What needs to be done -> Write down each of the records again, exactly and in full.

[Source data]

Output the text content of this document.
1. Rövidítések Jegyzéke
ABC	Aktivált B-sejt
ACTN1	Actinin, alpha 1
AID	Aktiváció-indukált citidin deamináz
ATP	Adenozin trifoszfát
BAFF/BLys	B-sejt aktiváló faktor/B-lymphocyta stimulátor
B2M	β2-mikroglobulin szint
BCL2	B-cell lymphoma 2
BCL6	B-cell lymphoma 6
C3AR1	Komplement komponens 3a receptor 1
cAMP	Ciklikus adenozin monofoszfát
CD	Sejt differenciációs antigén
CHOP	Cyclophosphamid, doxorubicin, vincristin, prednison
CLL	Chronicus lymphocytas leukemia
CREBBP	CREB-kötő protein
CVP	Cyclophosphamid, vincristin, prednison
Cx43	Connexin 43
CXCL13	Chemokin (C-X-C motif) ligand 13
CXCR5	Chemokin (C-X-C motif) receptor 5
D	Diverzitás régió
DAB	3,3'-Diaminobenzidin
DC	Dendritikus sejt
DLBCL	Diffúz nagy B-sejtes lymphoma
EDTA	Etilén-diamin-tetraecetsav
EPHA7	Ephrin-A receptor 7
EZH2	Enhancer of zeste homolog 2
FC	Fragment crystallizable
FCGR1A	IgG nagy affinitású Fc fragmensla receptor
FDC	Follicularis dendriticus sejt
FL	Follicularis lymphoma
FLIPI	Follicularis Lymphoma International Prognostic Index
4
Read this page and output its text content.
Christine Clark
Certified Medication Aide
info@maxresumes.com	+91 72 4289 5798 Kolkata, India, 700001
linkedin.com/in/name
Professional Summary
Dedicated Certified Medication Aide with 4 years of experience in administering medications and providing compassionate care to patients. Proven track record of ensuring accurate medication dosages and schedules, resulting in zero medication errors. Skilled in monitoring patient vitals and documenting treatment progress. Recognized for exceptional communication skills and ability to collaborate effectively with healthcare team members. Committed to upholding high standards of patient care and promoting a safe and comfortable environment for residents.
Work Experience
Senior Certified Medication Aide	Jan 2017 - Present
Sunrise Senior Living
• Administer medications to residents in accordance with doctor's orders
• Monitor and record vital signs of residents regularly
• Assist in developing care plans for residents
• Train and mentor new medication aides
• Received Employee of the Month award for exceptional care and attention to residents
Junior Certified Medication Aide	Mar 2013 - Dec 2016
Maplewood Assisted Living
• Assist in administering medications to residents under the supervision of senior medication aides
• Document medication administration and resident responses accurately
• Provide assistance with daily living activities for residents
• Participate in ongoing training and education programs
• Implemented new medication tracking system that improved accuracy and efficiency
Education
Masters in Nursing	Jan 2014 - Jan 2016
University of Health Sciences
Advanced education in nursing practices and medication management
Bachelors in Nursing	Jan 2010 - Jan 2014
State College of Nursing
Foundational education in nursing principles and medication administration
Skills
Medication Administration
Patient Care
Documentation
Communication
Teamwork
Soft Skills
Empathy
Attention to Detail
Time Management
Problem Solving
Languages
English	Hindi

Answer section ->
Output the text content of this document.
1. Rövidítések Jegyzéke
ABC	Aktivált B-sejt
ACTN1	Actinin, alpha 1
AID	Aktiváció-indukált citidin deamináz
ATP	Adenozin trifoszfát
BAFF/BLys	B-sejt aktiváló faktor/B-lymphocyta stimulátor
B2M	β2-mikroglobulin szint
BCL2	B-cell lymphoma 2
BCL6	B-cell lymphoma 6
C3AR1	Komplement komponens 3a receptor 1
cAMP	Ciklikus adenozin monofoszfát
CD	Sejt differenciációs antigén
CHOP	Cyclophosphamid, doxorubicin, vincristin, prednison
CLL	Chronicus lymphocytas leukemia
CREBBP	CREB-kötő protein
CVP	Cyclophosphamid, vincristin, prednison
Cx43	Connexin 43
CXCL13	Chemokin (C-X-C motif) ligand 13
CXCR5	Chemokin (C-X-C motif) receptor 5
D	Diverzitás régió
DAB	3,3'-Diaminobenzidin
DC	Dendritikus sejt
DLBCL	Diffúz nagy B-sejtes lymphoma
EDTA	Etilén-diamin-tetraecetsav
EPHA7	Ephrin-A receptor 7
EZH2	Enhancer of zeste homolog 2
FC	Fragment crystallizable
FCGR1A	IgG nagy affinitású Fc fragmensla receptor
FDC	Follicularis dendriticus sejt
FL	Follicularis lymphoma
FLIPI	Follicularis Lymphoma International Prognostic Index
4
Read this page and output its text content.
Christine Clark
Certified Medication Aide
info@maxresumes.com	+91 72 4289 5798 Kolkata, India, 700001
linkedin.com/in/name
Professional Summary
Dedicated Certified Medication Aide with 4 years of experience in administering medications and providing compassionate care to patients. Proven track record of ensuring accurate medication dosages and schedules, resulting in zero medication errors. Skilled in monitoring patient vitals and documenting treatment progress. Recognized for exceptional communication skills and ability to collaborate effectively with healthcare team members. Committed to upholding high standards of patient care and promoting a safe and comfortable environment for residents.
Work Experience
Senior Certified Medication Aide	Jan 2017 - Present
Sunrise Senior Living
• Administer medications to residents in accordance with doctor's orders
• Monitor and record vital signs of residents regularly
• Assist in developing care plans for residents
• Train and mentor new medication aides
• Received Employee of the Month award for exceptional care and attention to residents
Junior Certified Medication Aide	Mar 2013 - Dec 2016
Maplewood Assisted Living
• Assist in administering medications to residents under the supervision of senior medication aides
• Document medication administration and resident responses accurately
• Provide assistance with daily living activities for residents
• Participate in ongoing training and education programs
• Implemented new medication tracking system that improved accuracy and efficiency
Education
Masters in Nursing	Jan 2014 - Jan 2016
University of Health Sciences
Advanced education in nursing practices and medication management
Bachelors in Nursing	Jan 2010 - Jan 2014
State College of Nursing
Foundational education in nursing principles and medication administration
Skills
Medication Administration
Patient Care
Documentation
Communication
Teamwork
Soft Skills
Empathy
Attention to Detail
Time Management
Problem Solving
Languages
English	Hindi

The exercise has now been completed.